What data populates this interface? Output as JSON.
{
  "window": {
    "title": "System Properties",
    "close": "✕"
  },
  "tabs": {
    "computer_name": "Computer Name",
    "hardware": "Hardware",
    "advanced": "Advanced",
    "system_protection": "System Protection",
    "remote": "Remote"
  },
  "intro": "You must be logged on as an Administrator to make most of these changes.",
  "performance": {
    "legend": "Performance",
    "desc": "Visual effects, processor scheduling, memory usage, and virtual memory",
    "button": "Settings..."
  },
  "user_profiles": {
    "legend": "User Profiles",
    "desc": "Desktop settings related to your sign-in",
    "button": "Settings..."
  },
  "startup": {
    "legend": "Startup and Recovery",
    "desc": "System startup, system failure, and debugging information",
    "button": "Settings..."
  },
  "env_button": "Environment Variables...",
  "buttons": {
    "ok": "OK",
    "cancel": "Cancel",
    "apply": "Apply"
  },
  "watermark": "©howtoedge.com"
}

━━━━━━━━━━━━━━━━━━━━━━━━━━━━━━

### To do
Each record must be returned exactly as it is written.

### Correct output
What data populates this interface? Output as JSON.
{
  "window": {
    "title": "System Properties",
    "close": "✕"
  },
  "tabs": {
    "computer_name": "Computer Name",
    "hardware": "Hardware",
    "advanced": "Advanced",
    "system_protection": "System Protection",
    "remote": "Remote"
  },
  "intro": "You must be logged on as an Administrator to make most of these changes.",
  "performance": {
    "legend": "Performance",
    "desc": "Visual effects, processor scheduling, memory usage, and virtual memory",
    "button": "Settings..."
  },
  "user_profiles": {
    "legend": "User Profiles",
    "desc": "Desktop settings related to your sign-in",
    "button": "Settings..."
  },
  "startup": {
    "legend": "Startup and Recovery",
    "desc": "System startup, system failure, and debugging information",
    "button": "Settings..."
  },
  "env_button": "Environment Variables...",
  "buttons": {
    "ok": "OK",
    "cancel": "Cancel",
    "apply": "Apply"
  },
  "watermark": "©howtoedge.com"
}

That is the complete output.